AIM OF THE TASK: How many lines of these entries hold the string "articles"? Answer with the number alone.

RECORDS PROVIDED:
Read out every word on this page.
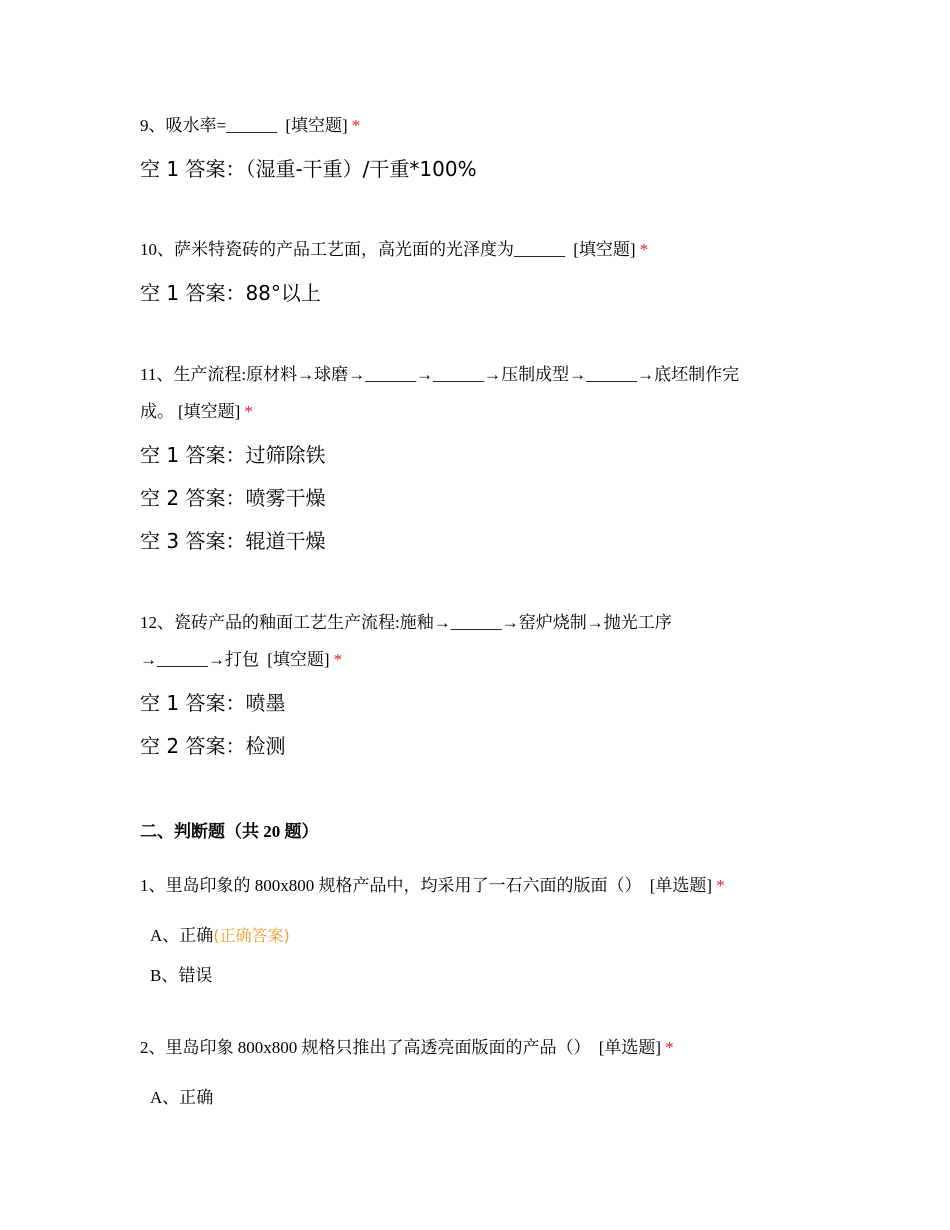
9、吸水率=______ [填空题] *
空 1 答案：（湿重-干重）/干重*100%
10、萨米特瓷砖的产品工艺面，高光面的光泽度为______ [填空题] *
空 1 答案：88°以上
11、生产流程:原材料→球磨→______→______→压制成型→______→底坯制作完
成。 [填空题] *
空 1 答案：过筛除铁
空 2 答案：喷雾干燥
空 3 答案：辊道干燥
12、瓷砖产品的釉面工艺生产流程:施釉→______→窑炉烧制→抛光工序
→______→打包 [填空题] *
空 1 答案：喷墨
空 2 答案：检测
二、判断题（共 20 题）
1、里岛印象的 800x800 规格产品中，均采用了一石六面的版面（） [单选题] *
A、正确(正确答案)
B、错误
2、里岛印象 800x800 规格只推出了高透亮面版面的产品（） [单选题] *
A、正确
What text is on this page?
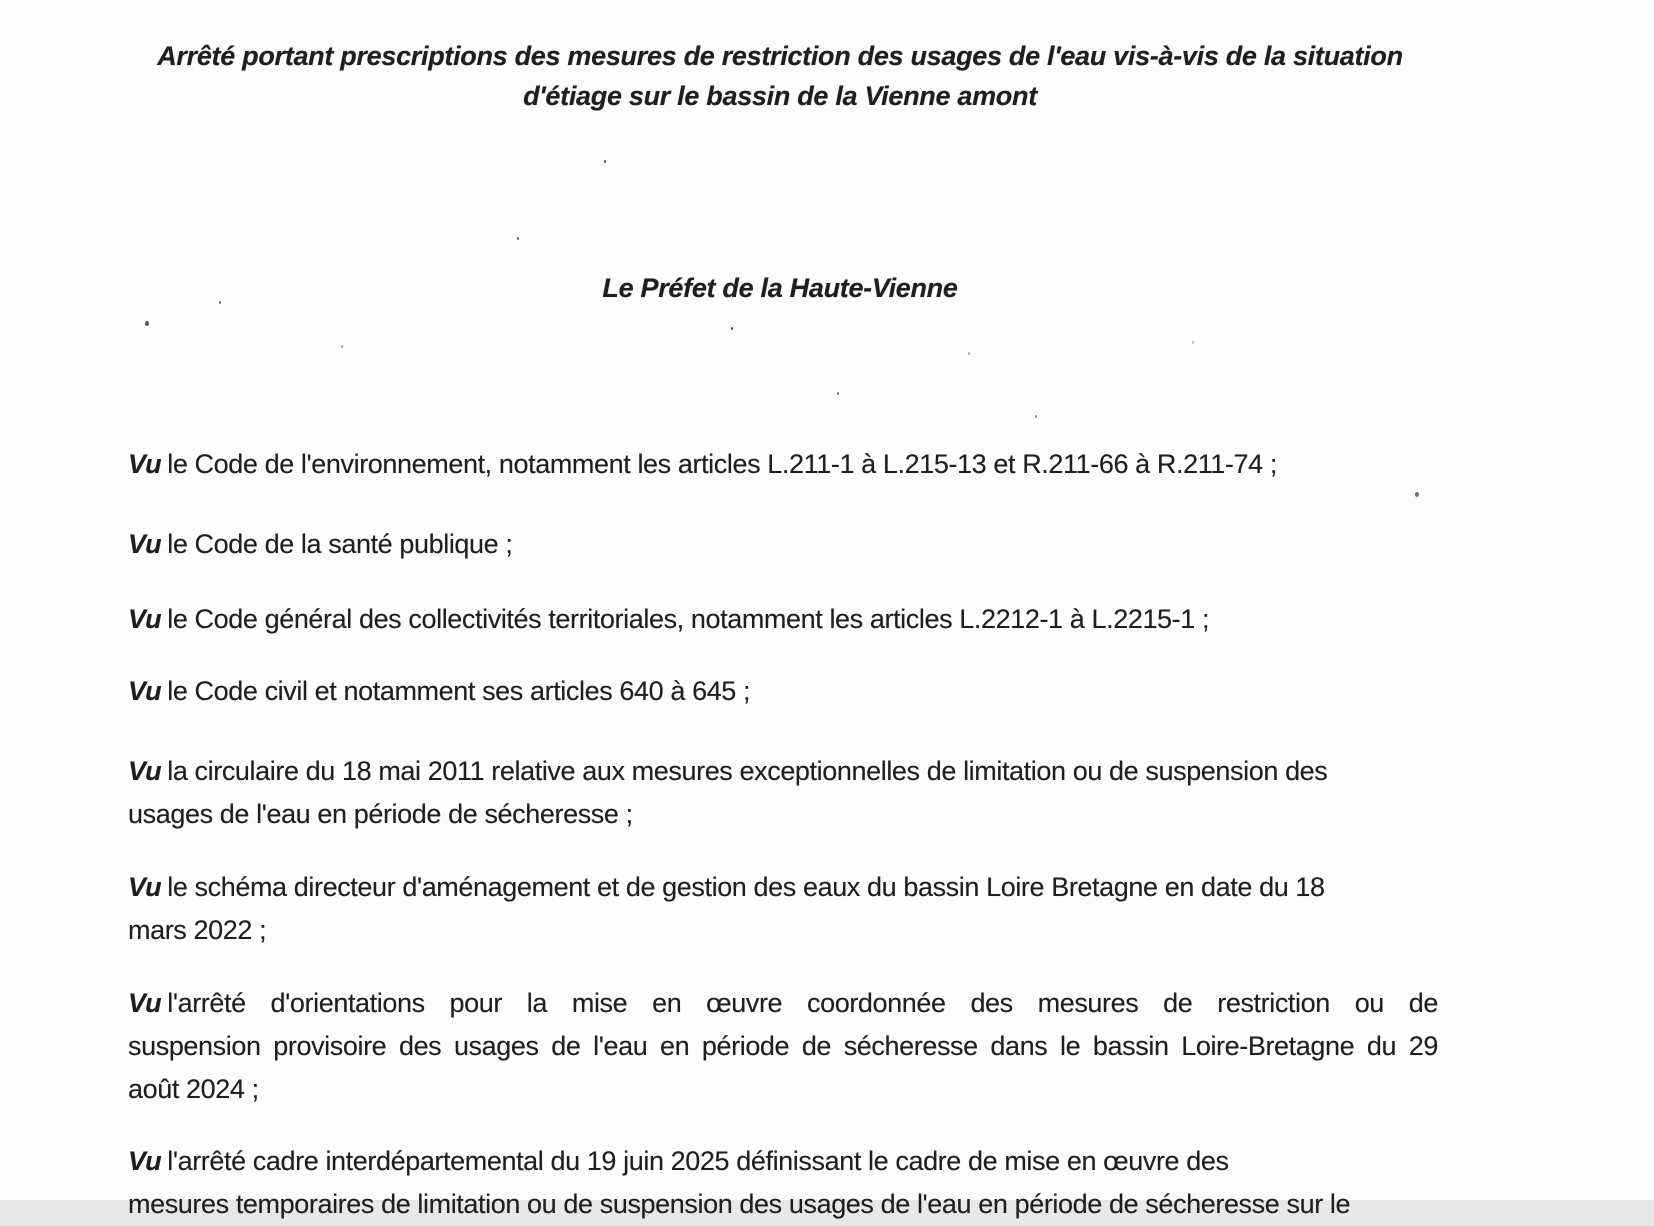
Arrêté portant prescriptions des mesures de restriction des usages de l'eau vis-à-vis de la situation
d'étiage sur le bassin de la Vienne amont
Le Préfet de la Haute-Vienne
Vu le Code de l'environnement, notamment les articles L.211-1 à L.215-13 et R.211-66 à R.211-74 ;
Vu le Code de la santé publique ;
Vu le Code général des collectivités territoriales, notamment les articles L.2212-1 à L.2215-1 ;
Vu le Code civil et notamment ses articles 640 à 645 ;
Vu la circulaire du 18 mai 2011 relative aux mesures exceptionnelles de limitation ou de suspension des
usages de l'eau en période de sécheresse ;
Vu le schéma directeur d'aménagement et de gestion des eaux du bassin Loire Bretagne en date du 18
mars 2022 ;
Vu l'arrêté d'orientations pour la mise en œuvre coordonnée des mesures de restriction ou de
suspension provisoire des usages de l'eau en période de sécheresse dans le bassin Loire-Bretagne du 29
août 2024 ;
Vu l'arrêté cadre interdépartemental du 19 juin 2025 définissant le cadre de mise en œuvre des
mesures temporaires de limitation ou de suspension des usages de l'eau en période de sécheresse sur le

COMPLETE OUTPUT: 3